Copy every line with the string "Breton" in it.

-- Begin --

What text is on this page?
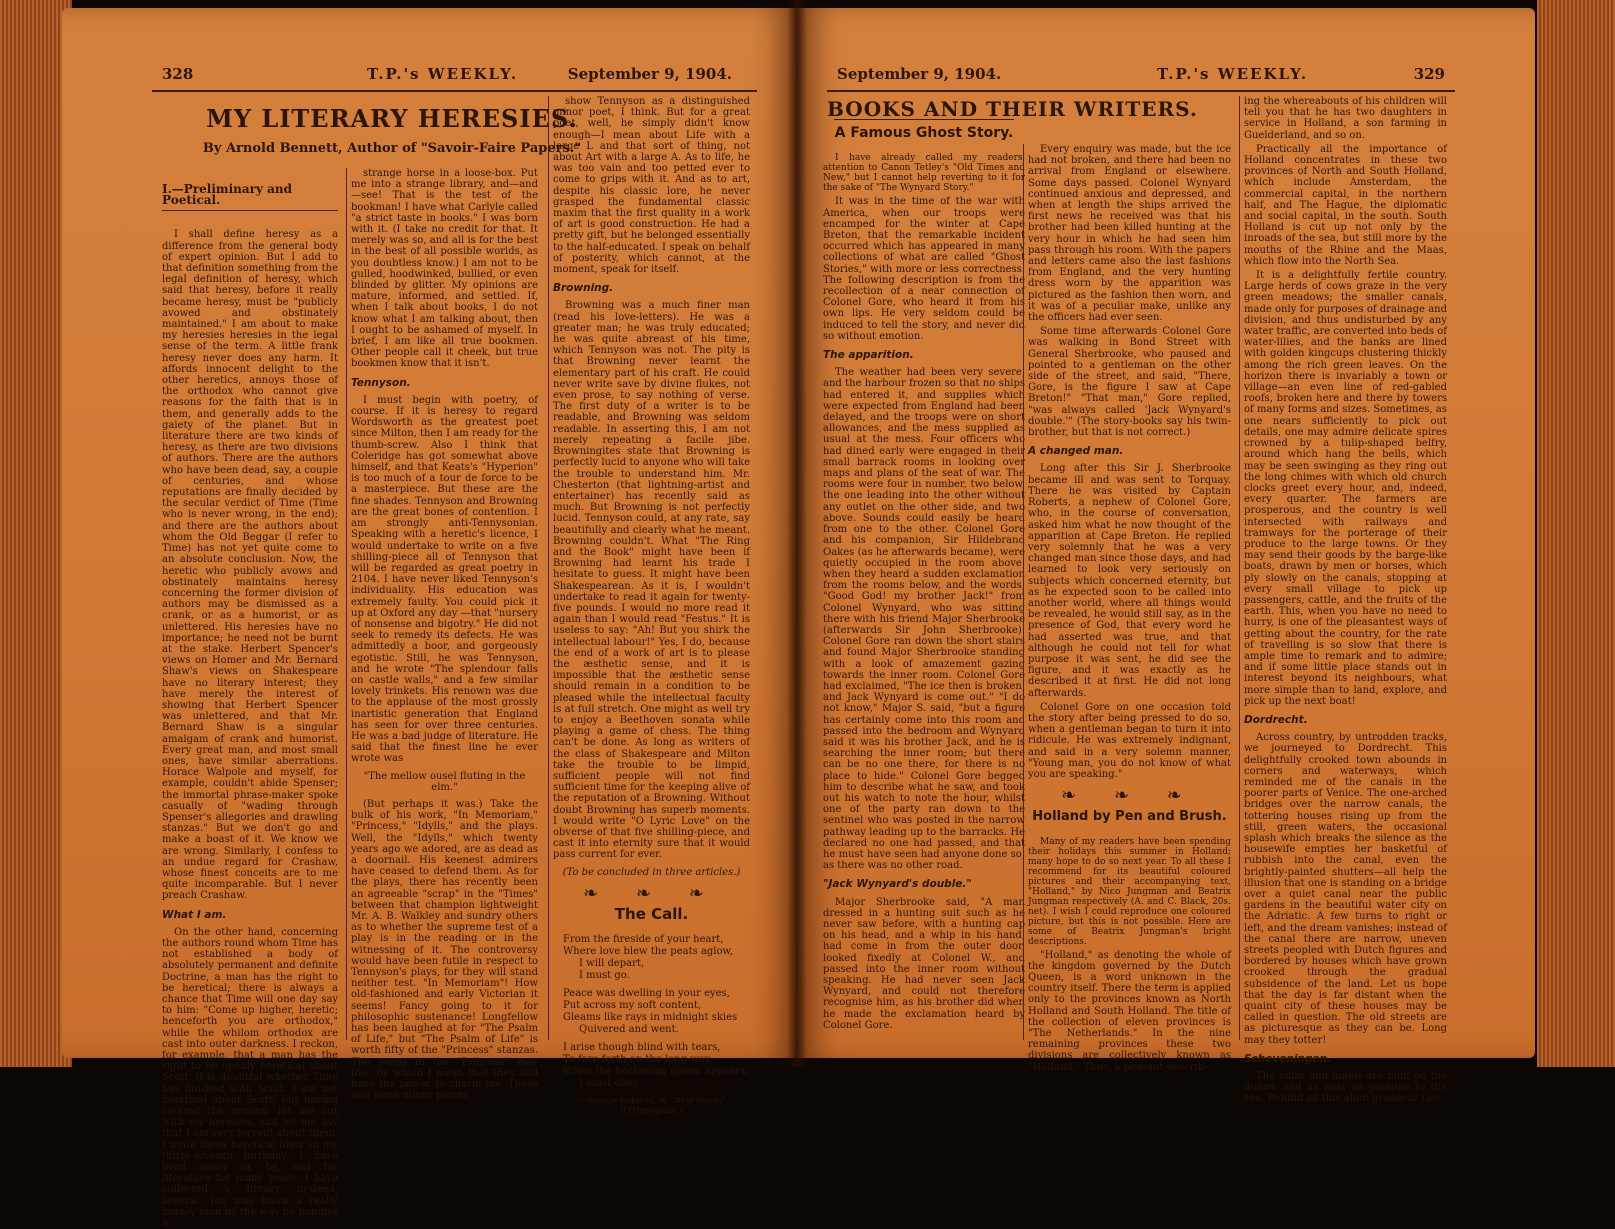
328	T.P.'s WEEKLY.	September 9, 1904.
MY LITERARY HERESIES.
By Arnold Bennett, Author of "Savoir-Faire Papers."
I.—Preliminary and Poetical.

I shall define heresy as a difference from the general body of expert opinion. But I add to that definition something from the legal definition of heresy, which said that heresy, before it really became heresy, must be "publicly avowed and obstinately maintained." I am about to make my heresies heresies in the legal sense of the term. A little frank heresy never does any harm. It affords innocent delight to the other heretics, annoys those of the orthodox who cannot give reasons for the faith that is in them, and generally adds to the gaiety of the planet. But in literature there are two kinds of heresy, as there are two divisions of authors. There are the authors who have been dead, say, a couple of centuries, and whose reputations are finally decided by the secular verdict of Time (Time who is never wrong, in the end); and there are the authors about whom the Old Beggar (I refer to Time) has not yet quite come to an absolute conclusion. Now, the heretic who publicly avows and obstinately maintains heresy concerning the former division of authors may be dismissed as a crank, or as a humorist, or as unlettered. His heresies have no importance; he need not be burnt at the stake. Herbert Spencer's views on Homer and Mr. Bernard Shaw's views on Shakespeare have no literary interest; they have merely the interest of showing that Herbert Spencer was unlettered, and that Mr. Bernard Shaw is a singular amalgam of crank and humorist. Every great man, and most small ones, have similar aberrations. Horace Walpole and myself, for example, couldn't abide Spenser; the immortal phrase-maker spoke casually of "wading through Spenser's allegories and drawling stanzas." But we don't go and make a boast of it. We know we are wrong. Similarly, I confess to an undue regard for Crashaw, whose finest conceits are to me quite incomparable. But I never preach Crashaw.

What I am.

On the other hand, concerning the authors round whom Time has not established a body of absolutely permanent and definite Doctrine, a man has the right to be heretical; there is always a chance that Time will one day say to him: "Come up higher, heretic; henceforth you are orthodox," while the whilom orthodox are cast into outer darkness. I reckon, for example, that a man has the right to be openly heretical about Scott; it is doubtful whether Time has finished with Scott. I am not heretical about Scott; but having cleared the ground, let me out with my heresies, and let me say that I am very fervent about them. I write these heretical lines on my thirty-seventh birthday. I have lived solely in, by, and for literature for many years. I have collected a library in-deed, several. You may know a really horsey man by the way he handles a

strange horse in a loose-box. Put me into a strange library, and—and—see! That is the test of the bookman! I have what Carlyle called "a strict taste in books." I was born with it. (I take no credit for that. It merely was so, and all is for the best in the best of all possible worlds, as you doubtless know.) I am not to be gulled, hoodwinked, bullied, or even blinded by glitter. My opinions are mature, informed, and settled. If, when I talk about books, I do not know what I am talking about, then I ought to be ashamed of myself. In brief, I am like all true bookmen. Other people call it cheek, but true bookmen know that it isn't.

Tennyson.

I must begin with poetry, of course. If it is heresy to regard Wordsworth as the greatest poet since Milton, then I am ready for the thumb-screw. Also I think that Coleridge has got somewhat above himself, and that Keats's "Hyperion" is too much of a tour de force to be a masterpiece. But these are the fine shades. Tennyson and Browning are the great bones of contention. I am strongly anti-Tennysonian. Speaking with a heretic's licence, I would undertake to write on a five shilling-piece all of Tennyson that will be regarded as great poetry in 2104. I have never liked Tennyson's individuality. His education was extremely faulty. You could pick it up at Oxford any day —that "nursery of nonsense and bigotry." He did not seek to remedy its defects. He was admittedly a boor, and gorgeously egotistic. Still, he was Tennyson, and he wrote "The splendour falls on castle walls," and a few similar lovely trinkets. His renown was due to the applause of the most grossly inartistic generation that England has seen for over three centuries. He was a bad judge of literature. He said that the finest line he ever wrote was

"The mellow ousel fluting in the elm."

(But perhaps it was.) Take the bulk of his work, "In Memoriam," "Princess," "Idylls," and the plays. Well, the "Idylls," which twenty years ago we adored, are as dead as a doornail. His keenest admirers have ceased to defend them. As for the plays, there has recently been an agreeable "scrap" in the "Times" between that champion lightweight Mr. A. B. Walkley and sundry others as to whether the supreme test of a play is in the reading or in the witnessing of it. The controversy would have been futile in respect to Tennyson's plays, for they will stand neither test. "In Memoriam"! How old-fashioned and early Victorian it seems! Fancy going to it for philosophic sustenance! Longfellow has been laughed at for "The Psalm of Life," but "The Psalm of Life" is worth fifty of the "Princess" stanzas. The songs in the "Princess" may live, by which I mean that they still have the power to charm me. These and some minor pieces

show Tennyson as a distinguished minor poet, I think. But for a great poet, well, he simply didn't know enough—I mean about Life with a large L and that sort of thing, not about Art with a large A. As to life, he was too vain and too petted ever to come to grips with it. And as to art, despite his classic lore, he never grasped the fundamental classic maxim that the first quality in a work of art is good construction. He had a pretty gift, but he belonged essentially to the half-educated. I speak on behalf of posterity, which cannot, at the moment, speak for itself.

Browning.

Browning was a much finer man (read his love-letters). He was a greater man; he was truly educated; he was quite abreast of his time, which Tennyson was not. The pity is that Browning never learnt the elementary part of his craft. He could never write save by divine flukes, not even prose, to say nothing of verse. The first duty of a writer is to be readable, and Browning was seldom readable. In asserting this, I am not merely repeating a facile jibe. Browningites state that Browning is perfectly lucid to anyone who will take the trouble to understand him. Mr. Chesterton (that lightning-artist and entertainer) has recently said as much. But Browning is not perfectly lucid. Tennyson could, at any rate, say beautifully and clearly what he meant. Browning couldn't. What "The Ring and the Book" might have been if Browning had learnt his trade I hesitate to guess. It might have been Shakespearean. As it is, I wouldn't undertake to read it again for twenty-five pounds. I would no more read it again than I would read "Festus." It is useless to say: "Ah! But you shirk the intellectual labour!" Yes, I do, because the end of a work of art is to please the æsthetic sense, and it is impossible that the æsthetic sense should remain in a condition to be pleased while the intellectual faculty is at full stretch. One might as well try to enjoy a Beethoven sonata while playing a game of chess. The thing can't be done. As long as writers of the class of Shakespeare and Milton take the trouble to be limpid, sufficient people will not find sufficient time for the keeping alive of the reputation of a Browning. Without doubt Browning has superb moments. I would write "O Lyric Love" on the obverse of that five shilling-piece, and cast it into eternity sure that it would pass current for ever.

(To be concluded in three articles.)
❧ ❧ ❧
The Call.
From the fireside of your heart,
Where love blew the peats aglow,
I will depart,
I must go.
Peace was dwelling in your eyes,
Put across my soft content,
Gleams like rays in midnight skies
Quivered and went.
I arise though blind with tears,
To fare forth on the long way.
When the beckoning gleam appears,
I must obey.
—George Roberts, in "New Songs" (O'Donoghue.)
September 9, 1904.	T.P.'s WEEKLY.	329
BOOKS AND THEIR WRITERS.
A Famous Ghost Story.

I have already called my readers' attention to Canon Tetley's "Old Times and New," but I cannot help reverting to it for the sake of "The Wynyard Story."

It was in the time of the war with America, when our troops were encamped for the winter at Cape Breton, that the remarkable incident occurred which has appeared in many collections of what are called "Ghost Stories," with more or less correctness. The following description is from the recollection of a near connection of Colonel Gore, who heard it from his own lips. He very seldom could be induced to tell the story, and never did so without emotion.

The apparition.

The weather had been very severe, and the harbour frozen so that no ships had entered it, and supplies which were expected from England had been delayed, and the troops were on short allowances, and the mess supplied as usual at the mess. Four officers who had dined early were engaged in their small barrack rooms in looking over maps and plans of the seat of war. The rooms were four in number, two below, the one leading into the other without any outlet on the other side, and two above. Sounds could easily be heard from one to the other. Colonel Gore and his companion, Sir Hildebrand Oakes (as he afterwards became), were quietly occupied in the room above, when they heard a sudden exclamation from the rooms below, and the words, "Good God! my brother Jack!" from Colonel Wynyard, who was sitting there with his friend Major Sherbrooke (afterwards Sir John Sherbrooke). Colonel Gore ran down the short stairs and found Major Sherbrooke standing with a look of amazement gazing towards the inner room. Colonel Gore had exclaimed, "The ice then is broken, and Jack Wynyard is come out." "I do not know," Major S. said, "but a figure has certainly come into this room and passed into the bedroom and Wynyard said it was his brother Jack, and he is searching the inner room; but there can be no one there, for there is no place to hide." Colonel Gore begged him to describe what he saw, and took out his watch to note the hour, whilst one of the party ran down to the sentinel who was posted in the narrow pathway leading up to the barracks. He declared no one had passed, and that he must have seen had anyone done so, as there was no other road.

"Jack Wynyard's double."

Major Sherbrooke said, "A man dressed in a hunting suit such as he never saw before, with a hunting cap on his head, and a whip in his hand, had come in from the outer door, looked fixedly at Colonel W., and passed into the inner room without speaking. He had never seen Jack Wynyard, and could not therefore recognise him, as his brother did when he made the exclamation heard by Colonel Gore.

Every enquiry was made, but the ice had not broken, and there had been no arrival from England or elsewhere. Some days passed. Colonel Wynyard continued anxious and depressed, and when at length the ships arrived the first news he received was that his brother had been killed hunting at the very hour in which he had seen him pass through his room. With the papers and letters came also the last fashions from England, and the very hunting dress worn by the apparition was pictured as the fashion then worn, and it was of a peculiar make, unlike any the officers had ever seen.

Some time afterwards Colonel Gore was walking in Bond Street with General Sherbrooke, who paused and pointed to a gentleman on the other side of the street, and said, "There, Gore, is the figure I saw at Cape Breton!" "That man," Gore replied, "was always called 'Jack Wynyard's double.'" (The story-books say his twin-brother, but that is not correct.)

A changed man.

Long after this Sir J. Sherbrooke became ill and was sent to Torquay. There he was visited by Captain Roberts, a nephew of Colonel Gore, who, in the course of conversation, asked him what he now thought of the apparition at Cape Breton. He replied very solemnly that he was a very changed man since those days, and had learned to look very seriously on subjects which concerned eternity, but as he expected soon to be called into another world, where all things would be revealed, he would still say, as in the presence of God, that every word he had asserted was true, and that although he could not tell for what purpose it was sent, he did see the figure, and it was exactly as he described it at first. He did not long afterwards.

Colonel Gore on one occasion told the story after being pressed to do so, when a gentleman began to turn it into ridicule. He was extremely indignant, and said in a very solemn manner, "Young man, you do not know of what you are speaking."

❧ ❧ ❧
Holland by Pen and Brush.

Many of my readers have been spending their holidays this summer in Holland; many hope to do so next year. To all these I recommend for its beautiful coloured pictures and their accompanying text, "Holland," by Nico Jungman and Beatrix Jungman respectively (A. and C. Black, 20s. net). I wish I could reproduce one coloured picture, but this is not possible. Here are some of Beatrix Jungman's bright descriptions.

"Holland," as denoting the whole of the kingdom governed by the Dutch Queen, is a word unknown in the country itself. There the term is applied only to the provinces known as North Holland and South Holland. The title of the collection of eleven provinces is "The Netherlands." In the nine remaining provinces these two divisions are collectively known as "Holland." Thus, a peasant describ-

ing the whereabouts of his children will tell you that he has two daughters in service in Holland, a son farming in Guelderland, and so on.

Practically all the importance of Holland concentrates in these two provinces of North and South Holland, which include Amsterdam, the commercial capital, in the northern half, and The Hague, the diplomatic and social capital, in the south. South Holland is cut up not only by the inroads of the sea, but still more by the mouths of the Rhine and the Maas, which flow into the North Sea.

It is a delightfully fertile country. Large herds of cows graze in the very green meadows; the smaller canals, made only for purposes of drainage and division, and thus undisturbed by any water traffic, are converted into beds of water-lilies, and the banks are lined with golden kingcups clustering thickly among the rich green leaves. On the horizon there is invariably a town or village—an even line of red-gabled roofs, broken here and there by towers of many forms and sizes. Sometimes, as one nears sufficiently to pick out details, one may admire delicate spires crowned by a tulip-shaped belfry, around which hang the bells, which may be seen swinging as they ring out the long chimes with which old church clocks greet every hour, and, indeed, every quarter. The farmers are prosperous, and the country is well intersected with railways and tramways for the porterage of their produce to the large towns. Or they may send their goods by the barge-like boats, drawn by men or horses, which ply slowly on the canals, stopping at every small village to pick up passengers, cattle, and the fruits of the earth. This, when you have no need to hurry, is one of the pleasantest ways of getting about the country, for the rate of travelling is so slow that there is ample time to remark and to admire; and if some little place stands out in interest beyond its neighbours, what more simple than to land, explore, and pick up the next boat!

Dordrecht.

Across country, by untrodden tracks, we journeyed to Dordrecht. This delightfully crooked town abounds in corners and waterways, which reminded me of the canals in the poorer parts of Venice. The one-arched bridges over the narrow canals, the tottering houses rising up from the still, green waters, the occasional splash which breaks the silence as the housewife empties her basketful of rubbish into the canal, even the brightly-painted shutters—all help the illusion that one is standing on a bridge over a quiet canal near the public gardens in the beautiful water city on the Adriatic. A few turns to right or left, and the dream vanishes; instead of the canal there are narrow, uneven streets peopled with Dutch figures and bordered by houses which have grown crooked through the gradual subsidence of the land. Let us hope that the day is far distant when the quaint city of these houses may be called in question. The old streets are as picturesque as they can be. Long may they totter!

Scheveningen.

The villas and hotels are built on the dunes, and as near as possible to the sea. Behind all this alien grandeur lies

-- End --

- _WRITTEN SOLUTION_
It was in the time of the war with America, when our troops were encamped for the winter at Cape Breton, that the remarkable incident occurred which has appeared in many collections of what are called "Ghost Stories," with more or less correctness. The following description is from the recollection of a near connection of Colonel Gore, who heard it from his own lips. He very seldom could be induced to tell the story, and never did so without emotion.
Some time afterwards Colonel Gore was walking in Bond Street with General Sherbrooke, who paused and pointed to a gentleman on the other side of the street, and said, "There, Gore, is the figure I saw at Cape Breton!" "That man," Gore replied, "was always called 'Jack Wynyard's double.'" (The story-books say his twin-brother, but that is not correct.)
Long after this Sir J. Sherbrooke became ill and was sent to Torquay. There he was visited by Captain Roberts, a nephew of Colonel Gore, who, in the course of conversation, asked him what he now thought of the apparition at Cape Breton. He replied very solemnly that he was a very changed man since those days, and had learned to look very seriously on subjects which concerned eternity, but as he expected soon to be called into another world, where all things would be revealed, he would still say, as in the presence of God, that every word he had asserted was true, and that although he could not tell for what purpose it was sent, he did see the figure, and it was exactly as he described it at first. He did not long afterwards.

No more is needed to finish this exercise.